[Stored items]
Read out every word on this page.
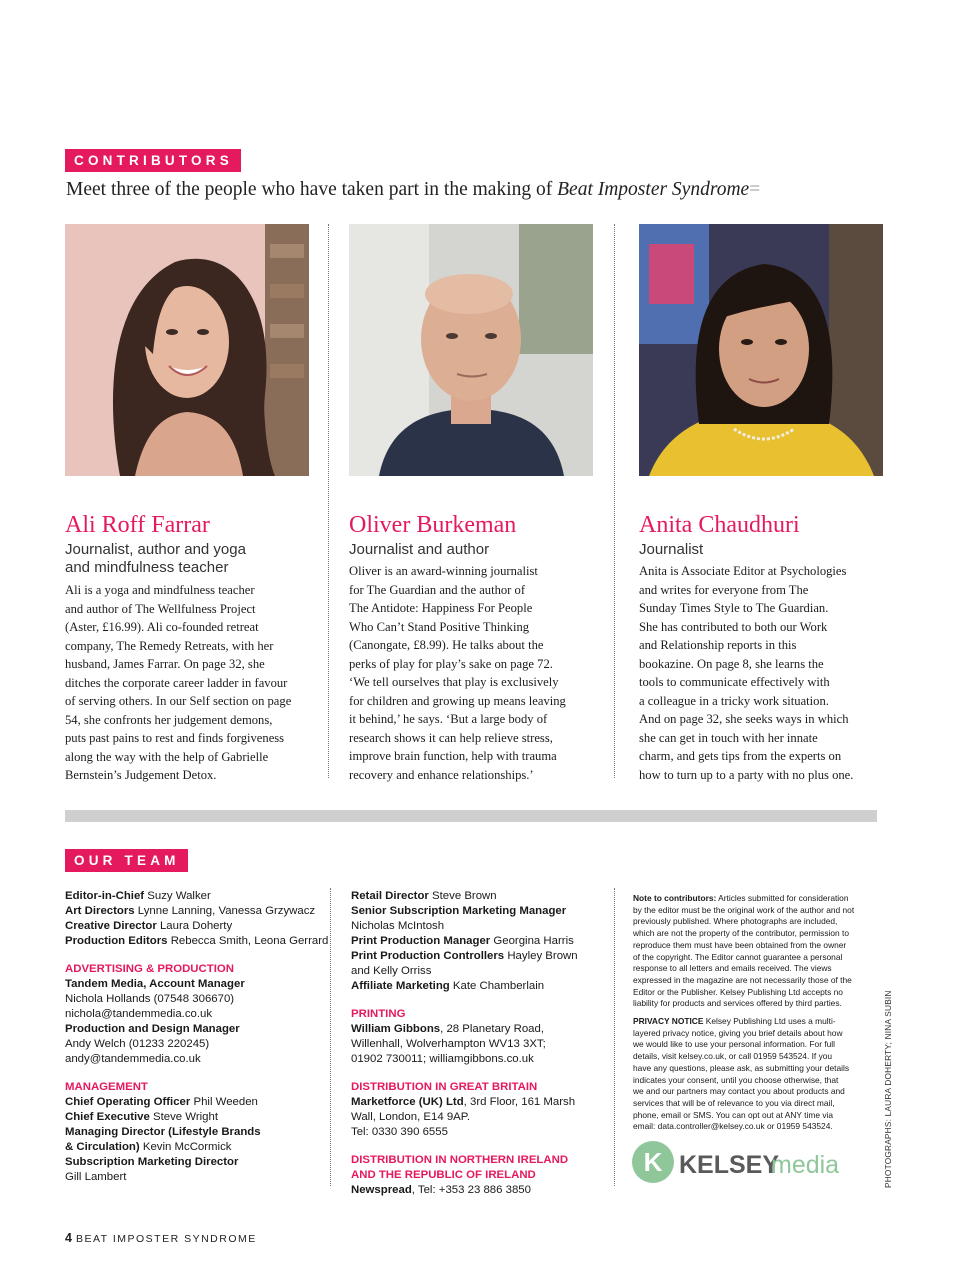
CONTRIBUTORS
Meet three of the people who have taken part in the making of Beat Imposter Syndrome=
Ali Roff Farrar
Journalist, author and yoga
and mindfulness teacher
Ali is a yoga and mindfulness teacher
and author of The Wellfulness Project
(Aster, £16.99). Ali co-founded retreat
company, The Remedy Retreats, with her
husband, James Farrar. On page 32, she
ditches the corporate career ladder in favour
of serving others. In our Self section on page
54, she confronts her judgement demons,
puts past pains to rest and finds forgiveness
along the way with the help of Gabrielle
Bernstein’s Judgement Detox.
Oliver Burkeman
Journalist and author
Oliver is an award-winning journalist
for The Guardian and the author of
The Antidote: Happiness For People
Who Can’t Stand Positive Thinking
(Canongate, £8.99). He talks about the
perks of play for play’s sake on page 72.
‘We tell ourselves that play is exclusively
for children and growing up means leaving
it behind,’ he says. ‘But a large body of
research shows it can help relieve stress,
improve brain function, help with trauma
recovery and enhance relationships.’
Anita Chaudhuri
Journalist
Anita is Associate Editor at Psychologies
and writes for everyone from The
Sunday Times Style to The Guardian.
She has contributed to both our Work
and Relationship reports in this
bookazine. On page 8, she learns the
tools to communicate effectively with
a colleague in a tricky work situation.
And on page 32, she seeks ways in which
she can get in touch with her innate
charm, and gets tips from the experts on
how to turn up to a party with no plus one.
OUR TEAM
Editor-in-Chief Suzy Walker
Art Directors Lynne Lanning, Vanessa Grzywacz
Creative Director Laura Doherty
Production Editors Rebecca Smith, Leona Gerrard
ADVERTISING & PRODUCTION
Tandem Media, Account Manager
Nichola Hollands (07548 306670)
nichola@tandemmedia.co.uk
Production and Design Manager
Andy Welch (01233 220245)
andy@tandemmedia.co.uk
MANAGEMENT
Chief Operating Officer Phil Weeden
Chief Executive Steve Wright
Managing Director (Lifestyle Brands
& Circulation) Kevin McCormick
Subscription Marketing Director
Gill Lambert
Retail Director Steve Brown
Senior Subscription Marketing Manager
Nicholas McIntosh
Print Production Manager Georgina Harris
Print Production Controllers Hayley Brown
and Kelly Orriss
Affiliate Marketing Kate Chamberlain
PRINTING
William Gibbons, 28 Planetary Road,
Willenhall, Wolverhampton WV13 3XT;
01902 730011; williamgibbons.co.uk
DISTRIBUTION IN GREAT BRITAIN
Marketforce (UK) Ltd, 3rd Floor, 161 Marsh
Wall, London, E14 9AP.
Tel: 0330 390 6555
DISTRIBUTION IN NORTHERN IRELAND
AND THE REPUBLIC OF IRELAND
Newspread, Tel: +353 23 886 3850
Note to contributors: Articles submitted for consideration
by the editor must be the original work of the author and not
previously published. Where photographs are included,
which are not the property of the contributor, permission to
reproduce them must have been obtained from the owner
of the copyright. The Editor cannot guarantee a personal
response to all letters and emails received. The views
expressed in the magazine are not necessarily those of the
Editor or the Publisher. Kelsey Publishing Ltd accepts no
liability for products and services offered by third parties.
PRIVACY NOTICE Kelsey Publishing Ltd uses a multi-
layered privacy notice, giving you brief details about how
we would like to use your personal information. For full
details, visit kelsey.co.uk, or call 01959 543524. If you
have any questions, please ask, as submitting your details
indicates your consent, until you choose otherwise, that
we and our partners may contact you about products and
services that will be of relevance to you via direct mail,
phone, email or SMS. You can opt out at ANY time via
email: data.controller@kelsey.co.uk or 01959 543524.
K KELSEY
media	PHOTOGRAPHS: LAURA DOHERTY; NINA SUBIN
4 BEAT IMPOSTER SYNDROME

_Exercise description_
Sift the material for lines with the string "this". Copy each one found.

_Worked answer_
Read out every word on this page.
and Relationship reports in this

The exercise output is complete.